*** MATERIALS PROVIDED ***
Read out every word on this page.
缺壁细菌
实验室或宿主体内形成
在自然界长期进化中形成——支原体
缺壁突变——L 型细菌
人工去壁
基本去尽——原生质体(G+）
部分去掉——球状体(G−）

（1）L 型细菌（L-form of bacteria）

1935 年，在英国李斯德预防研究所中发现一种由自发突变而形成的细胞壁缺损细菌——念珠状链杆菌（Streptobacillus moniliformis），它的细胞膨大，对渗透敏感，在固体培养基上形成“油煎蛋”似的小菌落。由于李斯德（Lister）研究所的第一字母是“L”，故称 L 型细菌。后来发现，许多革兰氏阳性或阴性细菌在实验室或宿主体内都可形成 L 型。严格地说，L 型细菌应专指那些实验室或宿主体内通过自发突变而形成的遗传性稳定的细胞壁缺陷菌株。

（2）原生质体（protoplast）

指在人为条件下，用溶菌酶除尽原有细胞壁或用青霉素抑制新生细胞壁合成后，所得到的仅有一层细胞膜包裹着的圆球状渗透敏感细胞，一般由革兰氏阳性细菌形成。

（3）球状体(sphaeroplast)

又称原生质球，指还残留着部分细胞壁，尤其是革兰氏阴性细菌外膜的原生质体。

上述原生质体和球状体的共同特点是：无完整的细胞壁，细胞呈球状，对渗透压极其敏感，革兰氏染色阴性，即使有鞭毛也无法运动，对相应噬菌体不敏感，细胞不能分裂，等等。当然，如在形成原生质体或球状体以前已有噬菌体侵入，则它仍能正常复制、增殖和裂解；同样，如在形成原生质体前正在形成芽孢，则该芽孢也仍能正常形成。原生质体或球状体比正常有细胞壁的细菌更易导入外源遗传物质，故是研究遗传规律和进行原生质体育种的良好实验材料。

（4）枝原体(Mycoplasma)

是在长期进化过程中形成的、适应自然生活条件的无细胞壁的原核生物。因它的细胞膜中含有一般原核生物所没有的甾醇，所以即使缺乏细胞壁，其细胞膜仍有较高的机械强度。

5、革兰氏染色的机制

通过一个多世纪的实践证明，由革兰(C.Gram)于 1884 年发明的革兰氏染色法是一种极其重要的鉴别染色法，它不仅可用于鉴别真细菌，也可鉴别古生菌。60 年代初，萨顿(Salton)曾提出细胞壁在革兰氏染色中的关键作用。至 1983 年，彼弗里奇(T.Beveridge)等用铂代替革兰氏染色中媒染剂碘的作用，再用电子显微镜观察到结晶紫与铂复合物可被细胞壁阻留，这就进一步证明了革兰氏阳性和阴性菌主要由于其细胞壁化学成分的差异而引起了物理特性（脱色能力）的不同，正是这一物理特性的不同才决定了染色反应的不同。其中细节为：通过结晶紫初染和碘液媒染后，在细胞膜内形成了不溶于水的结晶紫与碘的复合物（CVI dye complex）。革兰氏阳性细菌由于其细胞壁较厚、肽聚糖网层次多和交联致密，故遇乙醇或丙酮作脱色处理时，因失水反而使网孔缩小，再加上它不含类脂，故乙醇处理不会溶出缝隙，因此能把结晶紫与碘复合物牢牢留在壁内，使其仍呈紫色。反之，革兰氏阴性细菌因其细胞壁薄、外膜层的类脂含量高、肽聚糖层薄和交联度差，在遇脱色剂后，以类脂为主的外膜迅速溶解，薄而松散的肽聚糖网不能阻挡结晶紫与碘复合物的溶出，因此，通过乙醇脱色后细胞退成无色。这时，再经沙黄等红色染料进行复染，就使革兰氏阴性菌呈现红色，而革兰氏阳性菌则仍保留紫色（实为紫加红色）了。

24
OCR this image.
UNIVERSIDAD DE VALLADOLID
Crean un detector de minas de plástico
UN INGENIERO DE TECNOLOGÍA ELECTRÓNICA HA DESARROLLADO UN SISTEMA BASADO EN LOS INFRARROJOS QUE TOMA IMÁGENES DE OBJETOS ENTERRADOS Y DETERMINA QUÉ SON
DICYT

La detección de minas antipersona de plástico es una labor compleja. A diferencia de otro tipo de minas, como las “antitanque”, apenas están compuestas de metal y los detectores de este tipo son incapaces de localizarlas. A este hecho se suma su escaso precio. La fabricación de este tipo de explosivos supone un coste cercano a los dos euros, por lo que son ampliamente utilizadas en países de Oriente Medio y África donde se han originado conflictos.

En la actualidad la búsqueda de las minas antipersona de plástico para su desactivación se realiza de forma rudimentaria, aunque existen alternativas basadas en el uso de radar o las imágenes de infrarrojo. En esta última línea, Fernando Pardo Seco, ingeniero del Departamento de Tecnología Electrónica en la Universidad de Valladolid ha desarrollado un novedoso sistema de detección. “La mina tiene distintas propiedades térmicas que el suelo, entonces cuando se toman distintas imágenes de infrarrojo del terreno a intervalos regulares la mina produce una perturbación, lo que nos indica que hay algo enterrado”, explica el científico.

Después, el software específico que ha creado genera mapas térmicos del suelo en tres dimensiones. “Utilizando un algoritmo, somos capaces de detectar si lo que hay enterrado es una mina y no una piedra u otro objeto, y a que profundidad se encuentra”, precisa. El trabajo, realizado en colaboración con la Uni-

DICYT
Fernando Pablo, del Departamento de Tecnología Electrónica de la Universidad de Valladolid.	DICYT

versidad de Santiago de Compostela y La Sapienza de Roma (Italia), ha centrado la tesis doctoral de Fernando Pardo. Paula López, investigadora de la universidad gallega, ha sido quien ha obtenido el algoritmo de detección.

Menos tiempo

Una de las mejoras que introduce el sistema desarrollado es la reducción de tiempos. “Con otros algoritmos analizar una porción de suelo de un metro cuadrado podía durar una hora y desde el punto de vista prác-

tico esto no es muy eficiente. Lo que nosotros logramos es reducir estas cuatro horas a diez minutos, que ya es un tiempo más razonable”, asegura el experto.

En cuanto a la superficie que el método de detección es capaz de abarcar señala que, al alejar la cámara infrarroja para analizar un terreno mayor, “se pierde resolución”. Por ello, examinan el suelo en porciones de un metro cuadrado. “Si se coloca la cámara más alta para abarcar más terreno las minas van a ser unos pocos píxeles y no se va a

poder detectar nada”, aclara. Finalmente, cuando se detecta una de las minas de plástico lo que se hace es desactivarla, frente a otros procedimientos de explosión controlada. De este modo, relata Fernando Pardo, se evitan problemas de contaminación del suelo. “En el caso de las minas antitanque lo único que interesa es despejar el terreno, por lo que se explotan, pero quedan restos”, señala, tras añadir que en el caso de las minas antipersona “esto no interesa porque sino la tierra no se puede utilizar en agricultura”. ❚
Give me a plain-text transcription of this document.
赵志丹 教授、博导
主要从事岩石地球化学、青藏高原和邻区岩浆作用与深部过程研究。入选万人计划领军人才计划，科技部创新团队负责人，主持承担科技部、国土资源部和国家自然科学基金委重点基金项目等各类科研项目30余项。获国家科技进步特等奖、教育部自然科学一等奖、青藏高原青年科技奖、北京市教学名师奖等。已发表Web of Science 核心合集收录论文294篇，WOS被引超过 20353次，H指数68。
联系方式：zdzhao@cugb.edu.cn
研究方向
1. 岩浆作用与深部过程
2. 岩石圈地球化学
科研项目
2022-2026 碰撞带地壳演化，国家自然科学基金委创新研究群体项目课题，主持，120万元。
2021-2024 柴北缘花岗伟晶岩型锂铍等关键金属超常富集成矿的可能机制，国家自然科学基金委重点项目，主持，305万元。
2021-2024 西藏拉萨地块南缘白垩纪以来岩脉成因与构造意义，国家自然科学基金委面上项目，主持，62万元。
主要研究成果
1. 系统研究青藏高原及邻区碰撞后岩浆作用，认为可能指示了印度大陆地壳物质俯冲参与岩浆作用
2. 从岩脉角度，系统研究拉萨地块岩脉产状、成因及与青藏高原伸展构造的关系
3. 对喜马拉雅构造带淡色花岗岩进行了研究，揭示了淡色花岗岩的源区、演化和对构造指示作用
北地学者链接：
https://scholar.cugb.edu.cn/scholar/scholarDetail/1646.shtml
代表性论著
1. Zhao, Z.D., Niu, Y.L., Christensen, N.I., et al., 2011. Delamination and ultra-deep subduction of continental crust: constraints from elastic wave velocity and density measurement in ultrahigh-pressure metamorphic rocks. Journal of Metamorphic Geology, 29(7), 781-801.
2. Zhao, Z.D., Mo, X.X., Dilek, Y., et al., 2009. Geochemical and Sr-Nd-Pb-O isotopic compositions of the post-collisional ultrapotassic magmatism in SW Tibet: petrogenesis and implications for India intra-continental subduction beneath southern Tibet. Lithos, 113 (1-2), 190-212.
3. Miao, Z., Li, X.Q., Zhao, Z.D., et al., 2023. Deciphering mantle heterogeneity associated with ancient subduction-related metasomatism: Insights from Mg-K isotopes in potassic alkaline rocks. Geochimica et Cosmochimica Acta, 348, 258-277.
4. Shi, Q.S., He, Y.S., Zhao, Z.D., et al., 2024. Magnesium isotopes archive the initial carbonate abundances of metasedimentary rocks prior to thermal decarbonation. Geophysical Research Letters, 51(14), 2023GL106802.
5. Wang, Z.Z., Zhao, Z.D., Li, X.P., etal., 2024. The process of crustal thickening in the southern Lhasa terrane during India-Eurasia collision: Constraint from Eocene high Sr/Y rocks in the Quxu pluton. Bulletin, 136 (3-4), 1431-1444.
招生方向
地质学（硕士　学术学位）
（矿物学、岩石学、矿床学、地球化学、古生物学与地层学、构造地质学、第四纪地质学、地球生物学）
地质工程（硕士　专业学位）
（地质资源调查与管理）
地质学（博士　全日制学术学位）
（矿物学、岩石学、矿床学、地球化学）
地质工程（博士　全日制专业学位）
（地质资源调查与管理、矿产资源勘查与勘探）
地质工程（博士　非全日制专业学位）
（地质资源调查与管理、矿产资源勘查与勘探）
*** End of MATERIALS PROVIDED ***
The answer must consist of every line in the records above that contains the word "this".

Read out every word on this page.
OCR this image.
Give me a plain-text transcription of this document.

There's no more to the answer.